--- Start of MATERIAL PROVIDED ---

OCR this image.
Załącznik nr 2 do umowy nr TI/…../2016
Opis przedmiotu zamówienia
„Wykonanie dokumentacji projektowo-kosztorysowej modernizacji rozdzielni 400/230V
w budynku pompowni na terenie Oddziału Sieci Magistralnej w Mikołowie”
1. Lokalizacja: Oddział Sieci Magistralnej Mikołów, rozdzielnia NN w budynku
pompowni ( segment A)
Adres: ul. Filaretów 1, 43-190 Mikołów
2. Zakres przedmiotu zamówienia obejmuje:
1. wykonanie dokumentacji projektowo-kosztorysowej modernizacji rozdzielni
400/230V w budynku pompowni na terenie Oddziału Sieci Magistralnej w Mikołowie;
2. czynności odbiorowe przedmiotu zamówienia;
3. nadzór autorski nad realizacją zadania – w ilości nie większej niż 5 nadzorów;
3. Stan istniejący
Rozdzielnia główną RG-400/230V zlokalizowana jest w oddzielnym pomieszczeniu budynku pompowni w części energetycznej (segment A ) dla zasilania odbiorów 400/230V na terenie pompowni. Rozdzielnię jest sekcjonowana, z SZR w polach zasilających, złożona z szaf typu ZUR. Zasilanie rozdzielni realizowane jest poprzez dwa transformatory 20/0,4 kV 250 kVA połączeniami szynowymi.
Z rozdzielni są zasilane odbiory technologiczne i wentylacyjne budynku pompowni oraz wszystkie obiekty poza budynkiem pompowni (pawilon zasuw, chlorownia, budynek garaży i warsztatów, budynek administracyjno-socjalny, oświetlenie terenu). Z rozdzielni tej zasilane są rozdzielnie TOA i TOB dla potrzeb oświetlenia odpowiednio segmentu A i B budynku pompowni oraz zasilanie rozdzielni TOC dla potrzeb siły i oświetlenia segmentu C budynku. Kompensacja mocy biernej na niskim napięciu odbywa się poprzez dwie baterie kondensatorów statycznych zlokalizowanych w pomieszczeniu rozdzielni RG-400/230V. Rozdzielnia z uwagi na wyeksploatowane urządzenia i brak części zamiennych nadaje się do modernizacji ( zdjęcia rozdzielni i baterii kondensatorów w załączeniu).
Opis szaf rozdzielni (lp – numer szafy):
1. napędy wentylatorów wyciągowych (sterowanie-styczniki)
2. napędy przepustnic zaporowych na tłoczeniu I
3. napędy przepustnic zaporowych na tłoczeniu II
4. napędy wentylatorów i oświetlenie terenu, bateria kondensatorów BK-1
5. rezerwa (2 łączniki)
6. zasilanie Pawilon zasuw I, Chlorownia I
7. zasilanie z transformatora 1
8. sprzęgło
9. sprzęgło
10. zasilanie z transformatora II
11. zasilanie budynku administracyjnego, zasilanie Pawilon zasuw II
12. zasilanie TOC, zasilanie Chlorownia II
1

--- End of MATERIAL PROVIDED ---

→ WORK TO BE COMPLETED
In the listing, find every line containing the word "Magistralnej" and list it.

→ TASK RESULT
w budynku pompowni na terenie Oddziału Sieci Magistralnej w Mikołowie”
1. Lokalizacja: Oddział Sieci Magistralnej Mikołów, rozdzielnia NN w budynku
400/230V w budynku pompowni na terenie Oddziału Sieci Magistralnej w Mikołowie;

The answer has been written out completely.